Below are the records; pull every line that includes "circuits".

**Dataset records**
****************
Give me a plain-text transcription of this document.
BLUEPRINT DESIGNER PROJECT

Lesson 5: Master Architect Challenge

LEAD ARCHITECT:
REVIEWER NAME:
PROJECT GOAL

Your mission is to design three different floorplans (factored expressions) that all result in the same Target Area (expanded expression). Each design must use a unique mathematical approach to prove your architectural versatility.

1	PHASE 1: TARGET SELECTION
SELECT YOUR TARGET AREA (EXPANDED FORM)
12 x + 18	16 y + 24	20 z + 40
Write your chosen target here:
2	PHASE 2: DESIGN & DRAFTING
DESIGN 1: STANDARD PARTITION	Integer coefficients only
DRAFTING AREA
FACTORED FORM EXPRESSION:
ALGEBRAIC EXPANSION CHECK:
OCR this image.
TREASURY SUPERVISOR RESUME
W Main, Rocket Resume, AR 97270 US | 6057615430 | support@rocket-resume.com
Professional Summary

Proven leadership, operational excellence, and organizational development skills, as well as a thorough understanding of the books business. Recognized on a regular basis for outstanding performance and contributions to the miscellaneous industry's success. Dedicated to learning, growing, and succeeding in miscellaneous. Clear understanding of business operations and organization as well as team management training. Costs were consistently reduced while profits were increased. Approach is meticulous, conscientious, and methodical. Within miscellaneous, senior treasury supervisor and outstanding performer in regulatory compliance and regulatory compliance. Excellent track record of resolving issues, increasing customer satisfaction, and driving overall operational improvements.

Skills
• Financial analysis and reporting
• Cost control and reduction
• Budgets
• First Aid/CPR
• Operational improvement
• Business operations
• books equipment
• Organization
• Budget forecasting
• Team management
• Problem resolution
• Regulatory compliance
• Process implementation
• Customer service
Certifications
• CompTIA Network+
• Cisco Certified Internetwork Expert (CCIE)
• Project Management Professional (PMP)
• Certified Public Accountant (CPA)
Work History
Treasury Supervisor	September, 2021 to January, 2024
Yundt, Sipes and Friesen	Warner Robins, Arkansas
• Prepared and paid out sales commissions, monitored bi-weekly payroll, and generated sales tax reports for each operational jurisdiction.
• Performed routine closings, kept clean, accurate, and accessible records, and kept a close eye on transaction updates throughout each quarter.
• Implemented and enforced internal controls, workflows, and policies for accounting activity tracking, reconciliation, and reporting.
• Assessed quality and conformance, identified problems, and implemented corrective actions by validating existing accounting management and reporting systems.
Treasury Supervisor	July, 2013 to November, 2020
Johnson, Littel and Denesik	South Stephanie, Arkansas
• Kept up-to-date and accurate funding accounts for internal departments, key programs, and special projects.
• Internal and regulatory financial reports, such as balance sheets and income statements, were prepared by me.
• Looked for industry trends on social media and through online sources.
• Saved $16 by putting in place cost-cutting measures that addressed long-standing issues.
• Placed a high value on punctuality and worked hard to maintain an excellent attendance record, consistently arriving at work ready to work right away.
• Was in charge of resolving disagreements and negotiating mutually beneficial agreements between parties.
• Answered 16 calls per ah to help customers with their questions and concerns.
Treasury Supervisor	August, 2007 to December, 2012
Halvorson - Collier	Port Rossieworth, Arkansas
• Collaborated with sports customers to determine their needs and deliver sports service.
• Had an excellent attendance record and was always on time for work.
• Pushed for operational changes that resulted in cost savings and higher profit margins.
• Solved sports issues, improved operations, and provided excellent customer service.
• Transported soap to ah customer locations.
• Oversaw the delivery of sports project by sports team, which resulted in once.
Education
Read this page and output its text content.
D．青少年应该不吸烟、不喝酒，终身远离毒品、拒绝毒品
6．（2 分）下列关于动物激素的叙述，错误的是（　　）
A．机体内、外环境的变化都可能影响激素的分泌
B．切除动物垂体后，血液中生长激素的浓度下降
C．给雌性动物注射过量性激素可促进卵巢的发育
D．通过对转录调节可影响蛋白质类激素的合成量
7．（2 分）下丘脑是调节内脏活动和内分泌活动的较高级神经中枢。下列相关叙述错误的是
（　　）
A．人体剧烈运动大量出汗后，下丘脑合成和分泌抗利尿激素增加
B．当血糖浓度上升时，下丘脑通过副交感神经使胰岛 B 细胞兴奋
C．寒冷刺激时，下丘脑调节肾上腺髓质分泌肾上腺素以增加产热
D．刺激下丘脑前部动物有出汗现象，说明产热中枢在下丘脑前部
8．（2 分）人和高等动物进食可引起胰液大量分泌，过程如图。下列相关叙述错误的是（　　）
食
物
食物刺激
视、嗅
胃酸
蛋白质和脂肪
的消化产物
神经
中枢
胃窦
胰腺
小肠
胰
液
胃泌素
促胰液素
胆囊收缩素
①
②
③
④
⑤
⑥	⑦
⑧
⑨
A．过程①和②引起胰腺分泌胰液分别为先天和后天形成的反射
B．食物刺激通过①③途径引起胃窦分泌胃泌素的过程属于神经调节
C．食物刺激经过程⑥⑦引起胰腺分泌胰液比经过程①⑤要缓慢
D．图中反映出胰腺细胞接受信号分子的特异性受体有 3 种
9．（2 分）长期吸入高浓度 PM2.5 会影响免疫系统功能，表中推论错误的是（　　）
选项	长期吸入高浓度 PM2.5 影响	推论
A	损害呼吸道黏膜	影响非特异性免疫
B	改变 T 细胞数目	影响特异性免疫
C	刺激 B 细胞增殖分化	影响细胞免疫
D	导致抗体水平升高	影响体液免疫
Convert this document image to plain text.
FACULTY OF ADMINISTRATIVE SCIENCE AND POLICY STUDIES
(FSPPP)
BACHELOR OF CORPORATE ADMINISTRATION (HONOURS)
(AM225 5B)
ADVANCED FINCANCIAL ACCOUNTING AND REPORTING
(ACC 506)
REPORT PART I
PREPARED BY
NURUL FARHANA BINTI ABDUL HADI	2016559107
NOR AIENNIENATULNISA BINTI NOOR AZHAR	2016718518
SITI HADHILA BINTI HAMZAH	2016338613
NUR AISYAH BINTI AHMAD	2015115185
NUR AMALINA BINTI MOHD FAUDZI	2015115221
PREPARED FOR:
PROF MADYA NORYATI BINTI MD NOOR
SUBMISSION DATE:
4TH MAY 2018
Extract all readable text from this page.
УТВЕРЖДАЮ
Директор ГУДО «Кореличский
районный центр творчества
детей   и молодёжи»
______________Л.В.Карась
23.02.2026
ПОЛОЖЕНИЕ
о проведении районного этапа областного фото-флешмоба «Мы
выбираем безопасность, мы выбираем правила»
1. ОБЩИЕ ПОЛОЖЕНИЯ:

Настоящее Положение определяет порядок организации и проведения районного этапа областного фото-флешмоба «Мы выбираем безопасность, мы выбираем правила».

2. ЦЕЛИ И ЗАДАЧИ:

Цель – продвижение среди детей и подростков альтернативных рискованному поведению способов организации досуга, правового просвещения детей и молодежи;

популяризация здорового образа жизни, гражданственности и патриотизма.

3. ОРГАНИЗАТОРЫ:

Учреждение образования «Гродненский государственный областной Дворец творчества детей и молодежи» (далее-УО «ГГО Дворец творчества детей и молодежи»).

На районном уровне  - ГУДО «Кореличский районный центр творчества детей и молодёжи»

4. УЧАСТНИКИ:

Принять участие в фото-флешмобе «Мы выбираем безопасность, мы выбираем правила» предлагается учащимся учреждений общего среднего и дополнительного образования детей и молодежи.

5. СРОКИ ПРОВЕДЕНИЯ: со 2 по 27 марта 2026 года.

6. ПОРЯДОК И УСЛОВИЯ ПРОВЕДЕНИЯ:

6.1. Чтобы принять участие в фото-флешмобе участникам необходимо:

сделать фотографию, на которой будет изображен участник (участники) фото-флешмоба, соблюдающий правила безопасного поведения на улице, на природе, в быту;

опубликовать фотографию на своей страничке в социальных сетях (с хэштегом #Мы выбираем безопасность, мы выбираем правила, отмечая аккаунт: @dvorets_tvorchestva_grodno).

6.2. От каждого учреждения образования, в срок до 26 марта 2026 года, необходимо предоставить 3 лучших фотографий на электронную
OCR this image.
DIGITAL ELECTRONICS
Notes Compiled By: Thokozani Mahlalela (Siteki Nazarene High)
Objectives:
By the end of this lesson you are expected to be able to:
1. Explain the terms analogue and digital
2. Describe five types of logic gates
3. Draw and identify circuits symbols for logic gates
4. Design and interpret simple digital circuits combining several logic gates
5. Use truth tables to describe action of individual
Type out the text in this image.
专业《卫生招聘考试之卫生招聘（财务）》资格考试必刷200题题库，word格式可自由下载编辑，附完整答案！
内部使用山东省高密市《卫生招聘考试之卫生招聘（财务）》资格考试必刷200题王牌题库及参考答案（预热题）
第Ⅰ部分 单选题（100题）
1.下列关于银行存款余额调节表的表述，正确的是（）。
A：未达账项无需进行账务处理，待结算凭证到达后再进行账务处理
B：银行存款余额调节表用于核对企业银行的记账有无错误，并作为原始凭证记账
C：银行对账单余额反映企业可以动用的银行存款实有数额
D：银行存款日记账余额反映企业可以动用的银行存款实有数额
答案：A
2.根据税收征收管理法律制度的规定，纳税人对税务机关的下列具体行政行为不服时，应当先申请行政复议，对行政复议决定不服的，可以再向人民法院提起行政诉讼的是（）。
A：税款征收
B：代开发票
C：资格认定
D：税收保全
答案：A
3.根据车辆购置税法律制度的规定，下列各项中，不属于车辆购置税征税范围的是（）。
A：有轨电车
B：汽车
****************
**TASK SOLUTION**
3. Draw and identify circuits symbols for logic gates
4. Design and interpret simple digital circuits combining several logic gates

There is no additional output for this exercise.